◆ Your goal: Reproduce all of the material exactly as shown.

Saved data entries
================================

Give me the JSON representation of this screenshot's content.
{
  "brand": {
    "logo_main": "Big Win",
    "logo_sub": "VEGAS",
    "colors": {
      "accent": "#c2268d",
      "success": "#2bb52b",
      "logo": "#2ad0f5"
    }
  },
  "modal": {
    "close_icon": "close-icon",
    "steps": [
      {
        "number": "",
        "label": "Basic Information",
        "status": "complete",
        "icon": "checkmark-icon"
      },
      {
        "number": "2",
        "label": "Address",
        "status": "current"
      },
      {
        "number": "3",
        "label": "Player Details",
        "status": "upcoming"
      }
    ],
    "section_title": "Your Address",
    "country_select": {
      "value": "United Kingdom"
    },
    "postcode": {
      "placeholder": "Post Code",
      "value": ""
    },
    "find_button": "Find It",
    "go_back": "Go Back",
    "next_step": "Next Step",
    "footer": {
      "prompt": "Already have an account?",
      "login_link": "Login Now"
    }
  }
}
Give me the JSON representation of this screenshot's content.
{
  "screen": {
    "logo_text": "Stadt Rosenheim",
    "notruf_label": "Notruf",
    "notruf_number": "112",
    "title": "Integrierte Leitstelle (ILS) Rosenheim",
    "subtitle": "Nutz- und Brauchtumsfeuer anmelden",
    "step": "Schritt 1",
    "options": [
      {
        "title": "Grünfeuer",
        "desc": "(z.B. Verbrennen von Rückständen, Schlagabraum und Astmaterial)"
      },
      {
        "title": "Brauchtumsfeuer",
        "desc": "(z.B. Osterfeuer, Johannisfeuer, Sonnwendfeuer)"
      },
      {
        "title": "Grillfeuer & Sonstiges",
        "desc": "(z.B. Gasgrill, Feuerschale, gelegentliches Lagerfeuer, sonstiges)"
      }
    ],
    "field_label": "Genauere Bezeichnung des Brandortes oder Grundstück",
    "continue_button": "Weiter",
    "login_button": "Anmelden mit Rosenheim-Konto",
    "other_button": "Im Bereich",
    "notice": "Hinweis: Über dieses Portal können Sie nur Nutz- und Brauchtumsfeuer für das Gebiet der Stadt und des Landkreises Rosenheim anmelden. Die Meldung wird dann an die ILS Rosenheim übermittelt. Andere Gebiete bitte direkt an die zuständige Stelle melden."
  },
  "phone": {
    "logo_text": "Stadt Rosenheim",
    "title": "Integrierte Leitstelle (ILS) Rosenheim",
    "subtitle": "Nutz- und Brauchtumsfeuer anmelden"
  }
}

================================

◆ Solution to this task:
Give me the JSON representation of this screenshot's content.
{
  "brand": {
    "logo_main": "Big Win",
    "logo_sub": "VEGAS",
    "colors": {
      "accent": "#c2268d",
      "success": "#2bb52b",
      "logo": "#2ad0f5"
    }
  },
  "modal": {
    "close_icon": "close-icon",
    "steps": [
      {
        "number": "",
        "label": "Basic Information",
        "status": "complete",
        "icon": "checkmark-icon"
      },
      {
        "number": "2",
        "label": "Address",
        "status": "current"
      },
      {
        "number": "3",
        "label": "Player Details",
        "status": "upcoming"
      }
    ],
    "section_title": "Your Address",
    "country_select": {
      "value": "United Kingdom"
    },
    "postcode": {
      "placeholder": "Post Code",
      "value": ""
    },
    "find_button": "Find It",
    "go_back": "Go Back",
    "next_step": "Next Step",
    "footer": {
      "prompt": "Already have an account?",
      "login_link": "Login Now"
    }
  }
}
Give me the JSON representation of this screenshot's content.
{
  "screen": {
    "logo_text": "Stadt Rosenheim",
    "notruf_label": "Notruf",
    "notruf_number": "112",
    "title": "Integrierte Leitstelle (ILS) Rosenheim",
    "subtitle": "Nutz- und Brauchtumsfeuer anmelden",
    "step": "Schritt 1",
    "options": [
      {
        "title": "Grünfeuer",
        "desc": "(z.B. Verbrennen von Rückständen, Schlagabraum und Astmaterial)"
      },
      {
        "title": "Brauchtumsfeuer",
        "desc": "(z.B. Osterfeuer, Johannisfeuer, Sonnwendfeuer)"
      },
      {
        "title": "Grillfeuer & Sonstiges",
        "desc": "(z.B. Gasgrill, Feuerschale, gelegentliches Lagerfeuer, sonstiges)"
      }
    ],
    "field_label": "Genauere Bezeichnung des Brandortes oder Grundstück",
    "continue_button": "Weiter",
    "login_button": "Anmelden mit Rosenheim-Konto",
    "other_button": "Im Bereich",
    "notice": "Hinweis: Über dieses Portal können Sie nur Nutz- und Brauchtumsfeuer für das Gebiet der Stadt und des Landkreises Rosenheim anmelden. Die Meldung wird dann an die ILS Rosenheim übermittelt. Andere Gebiete bitte direkt an die zuständige Stelle melden."
  },
  "phone": {
    "logo_text": "Stadt Rosenheim",
    "title": "Integrierte Leitstelle (ILS) Rosenheim",
    "subtitle": "Nutz- und Brauchtumsfeuer anmelden"
  }
}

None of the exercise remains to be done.